Given data:
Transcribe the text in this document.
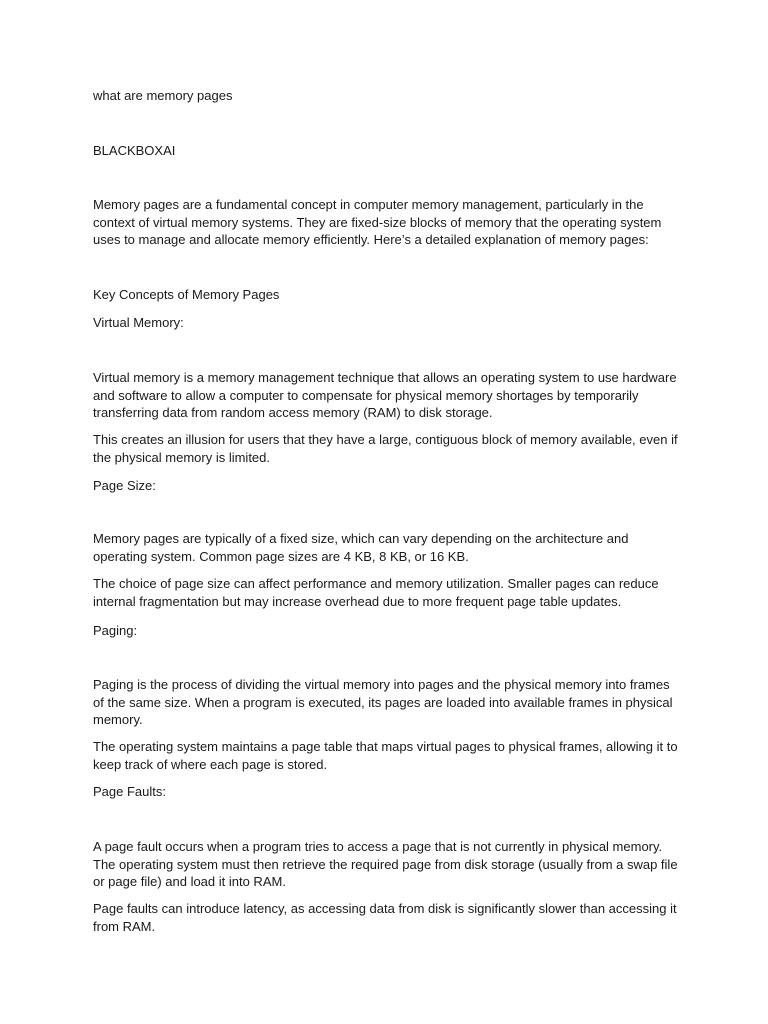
what are memory pages

BLACKBOXAI

Memory pages are a fundamental concept in computer memory management, particularly in the context of virtual memory systems. They are fixed-size blocks of memory that the operating system uses to manage and allocate memory efficiently. Here’s a detailed explanation of memory pages:

Key Concepts of Memory Pages

Virtual Memory:

Virtual memory is a memory management technique that allows an operating system to use hardware and software to allow a computer to compensate for physical memory shortages by temporarily transferring data from random access memory (RAM) to disk storage.

This creates an illusion for users that they have a large, contiguous block of memory available, even if the physical memory is limited.

Page Size:

Memory pages are typically of a fixed size, which can vary depending on the architecture and operating system. Common page sizes are 4 KB, 8 KB, or 16 KB.

The choice of page size can affect performance and memory utilization. Smaller pages can reduce internal fragmentation but may increase overhead due to more frequent page table updates.

Paging:

Paging is the process of dividing the virtual memory into pages and the physical memory into frames of the same size. When a program is executed, its pages are loaded into available frames in physical memory.

The operating system maintains a page table that maps virtual pages to physical frames, allowing it to keep track of where each page is stored.

Page Faults:

A page fault occurs when a program tries to access a page that is not currently in physical memory. The operating system must then retrieve the required page from disk storage (usually from a swap file or page file) and load it into RAM.

Page faults can introduce latency, as accessing data from disk is significantly slower than accessing it from RAM.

Short exercise: Retype all of the entries exactly as written, leaving out any images.

Response to this exercise:
Transcribe the text in this document.
what are memory pages

BLACKBOXAI

Memory pages are a fundamental concept in computer memory management, particularly in the context of virtual memory systems. They are fixed-size blocks of memory that the operating system uses to manage and allocate memory efficiently. Here’s a detailed explanation of memory pages:

Key Concepts of Memory Pages

Virtual Memory:

Virtual memory is a memory management technique that allows an operating system to use hardware and software to allow a computer to compensate for physical memory shortages by temporarily transferring data from random access memory (RAM) to disk storage.

This creates an illusion for users that they have a large, contiguous block of memory available, even if the physical memory is limited.

Page Size:

Memory pages are typically of a fixed size, which can vary depending on the architecture and operating system. Common page sizes are 4 KB, 8 KB, or 16 KB.

The choice of page size can affect performance and memory utilization. Smaller pages can reduce internal fragmentation but may increase overhead due to more frequent page table updates.

Paging:

Paging is the process of dividing the virtual memory into pages and the physical memory into frames of the same size. When a program is executed, its pages are loaded into available frames in physical memory.

The operating system maintains a page table that maps virtual pages to physical frames, allowing it to keep track of where each page is stored.

Page Faults:

A page fault occurs when a program tries to access a page that is not currently in physical memory. The operating system must then retrieve the required page from disk storage (usually from a swap file or page file) and load it into RAM.

Page faults can introduce latency, as accessing data from disk is significantly slower than accessing it from RAM.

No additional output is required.